Description of the task:
Repeat the records word for word, excluding any picture.

*** Opening of Data in this exercise ***

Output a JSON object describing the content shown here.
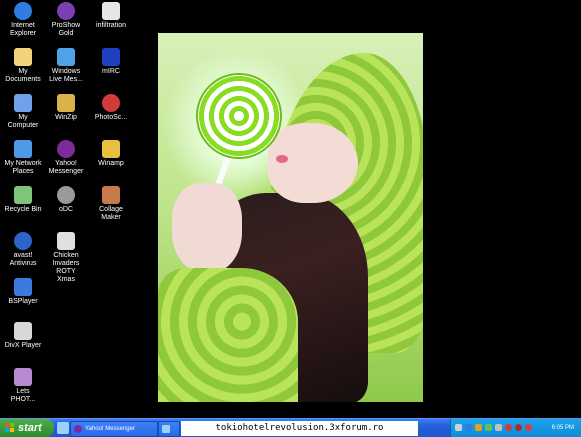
{
  "desktop": {
    "icons": [
      {
        "label": "Internet\nExplorer",
        "icon": "internet-explorer-icon",
        "color": "#2f7de1"
      },
      {
        "label": "ProShow\nGold",
        "icon": "proshow-gold-icon",
        "color": "#7a3fb3"
      },
      {
        "label": "infiltration",
        "icon": "infiltration-icon",
        "color": "#e6e6e6"
      },
      {
        "label": "My\nDocuments",
        "icon": "folder-icon",
        "color": "#f4d27a"
      },
      {
        "label": "Windows\nLive Mes...",
        "icon": "windows-live-messenger-icon",
        "color": "#4fa1e8"
      },
      {
        "label": "mIRC",
        "icon": "mirc-icon",
        "color": "#2040c0"
      },
      {
        "label": "My\nComputer",
        "icon": "computer-icon",
        "color": "#6fa2e8"
      },
      {
        "label": "WinZip",
        "icon": "winzip-icon",
        "color": "#d9b24a"
      },
      {
        "label": "PhotoSc...",
        "icon": "photoscape-icon",
        "color": "#d33a3a"
      },
      {
        "label": "My Network\nPlaces",
        "icon": "network-icon",
        "color": "#4d9be6"
      },
      {
        "label": "Yahoo!\nMessenger",
        "icon": "yahoo-messenger-icon",
        "color": "#7b2c9a"
      },
      {
        "label": "Winamp",
        "icon": "winamp-icon",
        "color": "#e8c040"
      },
      {
        "label": "Recycle Bin",
        "icon": "recycle-bin-icon",
        "color": "#7ec47a"
      },
      {
        "label": "oDC",
        "icon": "odc-icon",
        "color": "#9a9a9a"
      },
      {
        "label": "Collage\nMaker",
        "icon": "collage-maker-icon",
        "color": "#c87a4a"
      },
      {
        "label": "avast!\nAntivirus",
        "icon": "avast-antivirus-icon",
        "color": "#2e63c7"
      },
      {
        "label": "Chicken\nInvaders\nROTY\nXmas",
        "icon": "chicken-invaders-icon",
        "color": "#e0e0e0"
      },
      {
        "label": "BSPlayer",
        "icon": "bsplayer-icon",
        "color": "#3b7be0"
      },
      {
        "label": "DivX Player",
        "icon": "divx-player-icon",
        "color": "#d8d8d8"
      },
      {
        "label": "Lets\nPHOT...",
        "icon": "lets-photo-icon",
        "color": "#b88ad0"
      }
    ]
  },
  "taskbar": {
    "start_label": "start",
    "buttons": [
      {
        "label": "Yahoo! Messenger",
        "icon": "yahoo-messenger-icon"
      },
      {
        "label": "",
        "icon": "window-icon"
      }
    ],
    "clock": "6:05 PM",
    "tray_icons": [
      "volume-icon",
      "network-icon",
      "antivirus-icon",
      "messenger-icon",
      "update-icon",
      "security-icon",
      "shield-icon",
      "alert-icon"
    ]
  },
  "watermark": "tokiohotelrevolusion.3xforum.ro"
}
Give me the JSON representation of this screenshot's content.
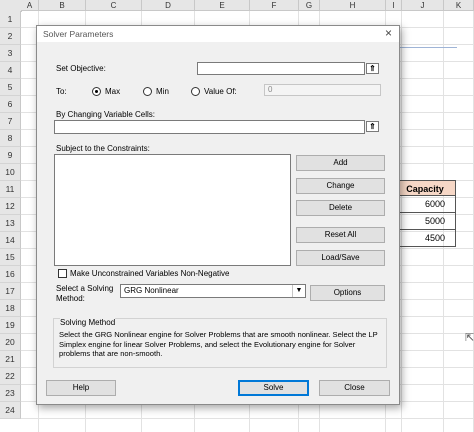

*** Close of Data in this exercise ***

Written reply:
Output a JSON object describing the content shown here.
{
  "desktop": {
    "icons": [
      {
        "label": "Internet\nExplorer",
        "icon": "internet-explorer-icon",
        "color": "#2f7de1"
      },
      {
        "label": "ProShow\nGold",
        "icon": "proshow-gold-icon",
        "color": "#7a3fb3"
      },
      {
        "label": "infiltration",
        "icon": "infiltration-icon",
        "color": "#e6e6e6"
      },
      {
        "label": "My\nDocuments",
        "icon": "folder-icon",
        "color": "#f4d27a"
      },
      {
        "label": "Windows\nLive Mes...",
        "icon": "windows-live-messenger-icon",
        "color": "#4fa1e8"
      },
      {
        "label": "mIRC",
        "icon": "mirc-icon",
        "color": "#2040c0"
      },
      {
        "label": "My\nComputer",
        "icon": "computer-icon",
        "color": "#6fa2e8"
      },
      {
        "label": "WinZip",
        "icon": "winzip-icon",
        "color": "#d9b24a"
      },
      {
        "label": "PhotoSc...",
        "icon": "photoscape-icon",
        "color": "#d33a3a"
      },
      {
        "label": "My Network\nPlaces",
        "icon": "network-icon",
        "color": "#4d9be6"
      },
      {
        "label": "Yahoo!\nMessenger",
        "icon": "yahoo-messenger-icon",
        "color": "#7b2c9a"
      },
      {
        "label": "Winamp",
        "icon": "winamp-icon",
        "color": "#e8c040"
      },
      {
        "label": "Recycle Bin",
        "icon": "recycle-bin-icon",
        "color": "#7ec47a"
      },
      {
        "label": "oDC",
        "icon": "odc-icon",
        "color": "#9a9a9a"
      },
      {
        "label": "Collage\nMaker",
        "icon": "collage-maker-icon",
        "color": "#c87a4a"
      },
      {
        "label": "avast!\nAntivirus",
        "icon": "avast-antivirus-icon",
        "color": "#2e63c7"
      },
      {
        "label": "Chicken\nInvaders\nROTY\nXmas",
        "icon": "chicken-invaders-icon",
        "color": "#e0e0e0"
      },
      {
        "label": "BSPlayer",
        "icon": "bsplayer-icon",
        "color": "#3b7be0"
      },
      {
        "label": "DivX Player",
        "icon": "divx-player-icon",
        "color": "#d8d8d8"
      },
      {
        "label": "Lets\nPHOT...",
        "icon": "lets-photo-icon",
        "color": "#b88ad0"
      }
    ]
  },
  "taskbar": {
    "start_label": "start",
    "buttons": [
      {
        "label": "Yahoo! Messenger",
        "icon": "yahoo-messenger-icon"
      },
      {
        "label": "",
        "icon": "window-icon"
      }
    ],
    "clock": "6:05 PM",
    "tray_icons": [
      "volume-icon",
      "network-icon",
      "antivirus-icon",
      "messenger-icon",
      "update-icon",
      "security-icon",
      "shield-icon",
      "alert-icon"
    ]
  },
  "watermark": "tokiohotelrevolusion.3xforum.ro"
}
Give me the JSON representation of this screenshot's content.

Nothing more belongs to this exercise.